EXERCISE DETAILS
In the listing below, locate the lines bearing the word "Khám". Copy every one of them.

DATA RECORDS
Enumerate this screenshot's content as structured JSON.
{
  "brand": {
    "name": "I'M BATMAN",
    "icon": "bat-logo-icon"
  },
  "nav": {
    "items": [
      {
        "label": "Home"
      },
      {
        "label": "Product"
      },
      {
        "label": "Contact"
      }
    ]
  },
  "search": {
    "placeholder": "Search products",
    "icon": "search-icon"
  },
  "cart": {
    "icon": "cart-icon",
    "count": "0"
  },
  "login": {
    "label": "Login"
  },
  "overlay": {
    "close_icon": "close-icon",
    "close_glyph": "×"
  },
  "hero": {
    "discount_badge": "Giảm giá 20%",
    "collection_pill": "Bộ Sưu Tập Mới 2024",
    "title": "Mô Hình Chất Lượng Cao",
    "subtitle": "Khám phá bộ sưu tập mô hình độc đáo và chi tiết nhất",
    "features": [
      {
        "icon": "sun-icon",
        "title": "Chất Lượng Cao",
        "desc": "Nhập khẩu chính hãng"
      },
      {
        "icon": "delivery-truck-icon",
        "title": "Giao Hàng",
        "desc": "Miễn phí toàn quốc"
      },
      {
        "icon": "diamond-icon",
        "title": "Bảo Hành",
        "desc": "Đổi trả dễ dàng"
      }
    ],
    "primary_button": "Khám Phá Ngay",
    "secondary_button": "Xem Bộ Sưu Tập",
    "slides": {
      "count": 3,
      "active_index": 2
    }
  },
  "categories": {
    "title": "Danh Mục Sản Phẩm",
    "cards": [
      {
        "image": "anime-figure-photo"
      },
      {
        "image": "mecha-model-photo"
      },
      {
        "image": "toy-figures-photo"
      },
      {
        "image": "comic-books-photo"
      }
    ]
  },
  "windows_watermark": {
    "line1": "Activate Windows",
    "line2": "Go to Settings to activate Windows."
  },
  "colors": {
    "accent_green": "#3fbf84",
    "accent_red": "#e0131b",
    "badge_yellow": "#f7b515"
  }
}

...

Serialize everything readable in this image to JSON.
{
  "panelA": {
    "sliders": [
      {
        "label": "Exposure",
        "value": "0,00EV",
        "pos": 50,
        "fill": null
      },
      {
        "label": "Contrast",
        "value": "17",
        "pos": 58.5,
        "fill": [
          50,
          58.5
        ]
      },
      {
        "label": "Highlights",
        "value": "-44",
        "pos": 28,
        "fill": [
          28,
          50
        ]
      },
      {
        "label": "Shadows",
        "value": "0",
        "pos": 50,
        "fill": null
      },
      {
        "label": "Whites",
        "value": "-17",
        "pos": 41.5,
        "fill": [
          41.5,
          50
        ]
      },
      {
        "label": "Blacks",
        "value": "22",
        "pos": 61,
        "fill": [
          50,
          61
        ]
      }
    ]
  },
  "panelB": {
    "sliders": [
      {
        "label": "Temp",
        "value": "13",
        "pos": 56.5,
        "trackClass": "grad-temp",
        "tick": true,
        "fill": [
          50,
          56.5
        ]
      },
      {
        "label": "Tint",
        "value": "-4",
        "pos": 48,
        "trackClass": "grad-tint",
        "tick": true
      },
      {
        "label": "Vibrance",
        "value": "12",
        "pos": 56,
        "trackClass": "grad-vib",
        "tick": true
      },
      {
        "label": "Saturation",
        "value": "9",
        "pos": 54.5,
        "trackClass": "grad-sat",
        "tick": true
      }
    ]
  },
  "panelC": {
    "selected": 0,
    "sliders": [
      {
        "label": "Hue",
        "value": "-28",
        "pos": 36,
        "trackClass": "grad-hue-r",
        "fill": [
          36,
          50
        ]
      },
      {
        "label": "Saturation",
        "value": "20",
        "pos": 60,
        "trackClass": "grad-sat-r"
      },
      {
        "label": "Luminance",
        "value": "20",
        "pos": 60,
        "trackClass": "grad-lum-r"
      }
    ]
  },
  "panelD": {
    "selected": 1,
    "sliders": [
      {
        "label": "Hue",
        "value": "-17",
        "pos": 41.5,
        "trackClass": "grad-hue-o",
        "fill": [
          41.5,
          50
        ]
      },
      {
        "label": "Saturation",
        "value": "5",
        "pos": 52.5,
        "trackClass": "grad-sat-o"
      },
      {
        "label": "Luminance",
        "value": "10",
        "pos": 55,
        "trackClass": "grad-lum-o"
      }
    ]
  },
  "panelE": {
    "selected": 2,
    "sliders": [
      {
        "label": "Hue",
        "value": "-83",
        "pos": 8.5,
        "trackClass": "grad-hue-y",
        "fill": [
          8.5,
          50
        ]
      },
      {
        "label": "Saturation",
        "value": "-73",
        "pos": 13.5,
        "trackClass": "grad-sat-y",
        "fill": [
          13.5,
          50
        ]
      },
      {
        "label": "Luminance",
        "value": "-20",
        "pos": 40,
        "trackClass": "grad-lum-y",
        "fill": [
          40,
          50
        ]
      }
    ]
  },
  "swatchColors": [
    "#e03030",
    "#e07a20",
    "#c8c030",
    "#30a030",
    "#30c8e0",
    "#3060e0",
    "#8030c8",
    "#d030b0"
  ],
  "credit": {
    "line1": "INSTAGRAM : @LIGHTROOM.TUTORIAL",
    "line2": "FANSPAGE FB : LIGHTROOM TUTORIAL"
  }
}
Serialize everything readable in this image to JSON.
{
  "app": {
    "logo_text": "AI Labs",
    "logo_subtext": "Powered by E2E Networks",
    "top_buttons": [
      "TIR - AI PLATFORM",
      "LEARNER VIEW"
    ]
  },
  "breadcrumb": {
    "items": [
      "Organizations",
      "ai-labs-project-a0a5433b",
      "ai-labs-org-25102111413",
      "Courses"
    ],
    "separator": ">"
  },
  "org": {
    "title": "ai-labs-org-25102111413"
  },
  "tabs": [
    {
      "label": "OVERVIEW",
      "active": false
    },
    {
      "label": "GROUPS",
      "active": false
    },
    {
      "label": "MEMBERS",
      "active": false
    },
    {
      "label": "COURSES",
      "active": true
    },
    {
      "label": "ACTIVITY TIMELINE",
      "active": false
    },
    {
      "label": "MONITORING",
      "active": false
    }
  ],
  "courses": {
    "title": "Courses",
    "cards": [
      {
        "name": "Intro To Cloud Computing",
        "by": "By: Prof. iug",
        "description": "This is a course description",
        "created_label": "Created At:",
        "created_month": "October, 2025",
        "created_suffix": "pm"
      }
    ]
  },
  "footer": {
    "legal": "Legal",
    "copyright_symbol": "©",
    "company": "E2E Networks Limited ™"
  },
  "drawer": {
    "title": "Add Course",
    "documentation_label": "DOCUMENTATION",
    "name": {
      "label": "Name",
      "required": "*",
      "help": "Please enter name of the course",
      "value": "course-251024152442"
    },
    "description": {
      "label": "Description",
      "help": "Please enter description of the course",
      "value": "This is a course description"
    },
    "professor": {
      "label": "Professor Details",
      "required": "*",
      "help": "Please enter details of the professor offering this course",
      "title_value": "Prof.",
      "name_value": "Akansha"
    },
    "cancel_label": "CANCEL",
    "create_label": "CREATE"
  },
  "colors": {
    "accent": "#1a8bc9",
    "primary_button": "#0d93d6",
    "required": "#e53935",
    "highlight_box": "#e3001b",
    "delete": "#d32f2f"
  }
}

---

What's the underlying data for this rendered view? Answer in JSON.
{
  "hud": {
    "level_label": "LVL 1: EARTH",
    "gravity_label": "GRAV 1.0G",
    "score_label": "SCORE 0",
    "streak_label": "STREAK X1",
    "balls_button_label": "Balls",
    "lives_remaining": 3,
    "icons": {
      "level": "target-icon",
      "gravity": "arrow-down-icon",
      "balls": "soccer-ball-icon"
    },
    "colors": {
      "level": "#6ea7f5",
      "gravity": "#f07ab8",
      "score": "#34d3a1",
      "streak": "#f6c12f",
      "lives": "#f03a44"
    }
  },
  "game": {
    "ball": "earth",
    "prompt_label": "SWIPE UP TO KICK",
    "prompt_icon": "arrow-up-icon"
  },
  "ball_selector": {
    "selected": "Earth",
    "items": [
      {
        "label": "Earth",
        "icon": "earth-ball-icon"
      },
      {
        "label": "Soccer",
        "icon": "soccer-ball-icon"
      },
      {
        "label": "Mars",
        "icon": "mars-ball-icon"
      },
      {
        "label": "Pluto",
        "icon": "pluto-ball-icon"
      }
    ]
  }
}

TASK SOLUTION
    "subtitle": "Khám phá bộ sưu tập mô hình độc đáo và chi tiết nhất",
    "primary_button": "Khám Phá Ngay",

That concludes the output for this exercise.